Each record must be reproduced exactly as it is shown.

++++ Source material

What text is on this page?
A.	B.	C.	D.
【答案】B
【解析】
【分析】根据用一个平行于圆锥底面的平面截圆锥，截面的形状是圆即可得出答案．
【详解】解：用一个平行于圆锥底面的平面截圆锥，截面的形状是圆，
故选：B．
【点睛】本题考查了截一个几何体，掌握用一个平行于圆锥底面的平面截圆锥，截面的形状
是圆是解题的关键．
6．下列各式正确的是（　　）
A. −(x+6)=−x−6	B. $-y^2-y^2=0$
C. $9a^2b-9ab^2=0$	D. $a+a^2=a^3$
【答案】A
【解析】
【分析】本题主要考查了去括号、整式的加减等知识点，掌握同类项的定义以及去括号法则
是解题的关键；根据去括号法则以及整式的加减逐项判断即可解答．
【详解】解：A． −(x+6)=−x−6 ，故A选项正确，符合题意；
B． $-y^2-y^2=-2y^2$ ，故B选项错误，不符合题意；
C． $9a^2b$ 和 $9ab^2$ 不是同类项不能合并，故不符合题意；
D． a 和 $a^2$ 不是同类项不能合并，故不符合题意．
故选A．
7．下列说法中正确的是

++++++++

Correct response:
What text is on this page?
A.	B.	C.	D.
【答案】B
【解析】
【分析】根据用一个平行于圆锥底面的平面截圆锥，截面的形状是圆即可得出答案．
【详解】解：用一个平行于圆锥底面的平面截圆锥，截面的形状是圆，
故选：B．
【点睛】本题考查了截一个几何体，掌握用一个平行于圆锥底面的平面截圆锥，截面的形状
是圆是解题的关键．
6．下列各式正确的是（　　）
A. −(x+6)=−x−6	B. $-y^2-y^2=0$
C. $9a^2b-9ab^2=0$	D. $a+a^2=a^3$
【答案】A
【解析】
【分析】本题主要考查了去括号、整式的加减等知识点，掌握同类项的定义以及去括号法则
是解题的关键；根据去括号法则以及整式的加减逐项判断即可解答．
【详解】解：A． −(x+6)=−x−6 ，故A选项正确，符合题意；
B． $-y^2-y^2=-2y^2$ ，故B选项错误，不符合题意；
C． $9a^2b$ 和 $9ab^2$ 不是同类项不能合并，故不符合题意；
D． a 和 $a^2$ 不是同类项不能合并，故不符合题意．
故选A．
7．下列说法中正确的是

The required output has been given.